• **TASK OBJECTIVE**
Extract all lines that hold "Value" from the records below.

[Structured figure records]

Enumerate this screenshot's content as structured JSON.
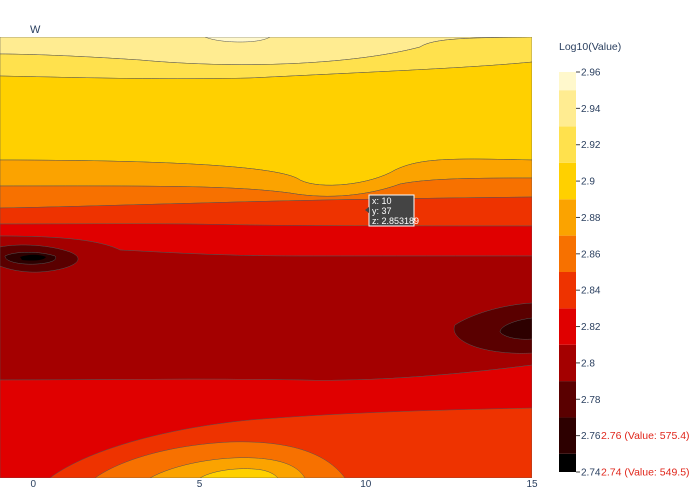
{
  "chart_data": {
    "type": "contour",
    "title": "W",
    "colorbar_title": "Log10(Value)",
    "x_ticks": [
      0,
      5,
      10,
      15
    ],
    "xlim": [
      -1,
      15
    ],
    "ylim": [
      0,
      50
    ],
    "zlim": [
      2.74,
      2.96
    ],
    "color_levels": [
      2.74,
      2.76,
      2.78,
      2.8,
      2.82,
      2.84,
      2.86,
      2.88,
      2.9,
      2.92,
      2.94,
      2.96
    ],
    "colorscale": [
      "#000000",
      "#2d0000",
      "#5a0000",
      "#a40000",
      "#e00000",
      "#ee3300",
      "#f77100",
      "#fba300",
      "#ffd000",
      "#ffe14d",
      "#ffec91",
      "#fff8cc"
    ],
    "colorbar_ticks": [
      "2.74",
      "2.76",
      "2.78",
      "2.8",
      "2.82",
      "2.84",
      "2.86",
      "2.88",
      "2.9",
      "2.92",
      "2.94",
      "2.96"
    ],
    "contour_bands": [
      {
        "level": 2.94,
        "y": [
          50,
          50,
          50,
          50
        ]
      },
      {
        "level": 2.92,
        "y": [
          46.3,
          46.6,
          46.9,
          47.2
        ]
      },
      {
        "level": 2.9,
        "y": [
          42.6,
          42.9,
          43.2,
          43.5
        ]
      },
      {
        "level": 2.88,
        "y": [
          38.8,
          39.1,
          39.4,
          39.7
        ]
      },
      {
        "level": 2.86,
        "y": [
          35.1,
          35.4,
          35.7,
          36.0
        ]
      },
      {
        "level": 2.84,
        "y": [
          33.5,
          33.6,
          33.7,
          33.8
        ]
      },
      {
        "level": 2.82,
        "y": [
          31.2,
          31.1,
          31.0,
          31.0
        ]
      },
      {
        "level": 2.8,
        "y": [
          27.5,
          27.4,
          27.2,
          27.0
        ]
      },
      {
        "level": 2.78,
        "y": [
          22.0,
          22.5,
          23.0,
          23.4
        ]
      },
      {
        "level": 2.8,
        "y": [
          14.0,
          13.0,
          12.0,
          11.0
        ]
      },
      {
        "level": 2.82,
        "y": [
          8.0,
          7.5,
          6.5,
          6.0
        ]
      },
      {
        "level": 2.84,
        "y": [
          2.0,
          2.0,
          3.0,
          3.0
        ]
      }
    ],
    "annotations": [
      {
        "text": "2.76 (Value: 575.4)",
        "level": 2.76
      },
      {
        "text": "2.74 (Value: 549.5)",
        "level": 2.74
      }
    ],
    "hover": {
      "x_label": "x: 10",
      "y_label": "y: 37",
      "z_label": "z: 2.853189"
    }
  }
}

• **TASK RESPONSE**
    "colorbar_title": "Log10(Value)",
        "text": "2.76 (Value: 575.4)",
        "text": "2.74 (Value: 549.5)",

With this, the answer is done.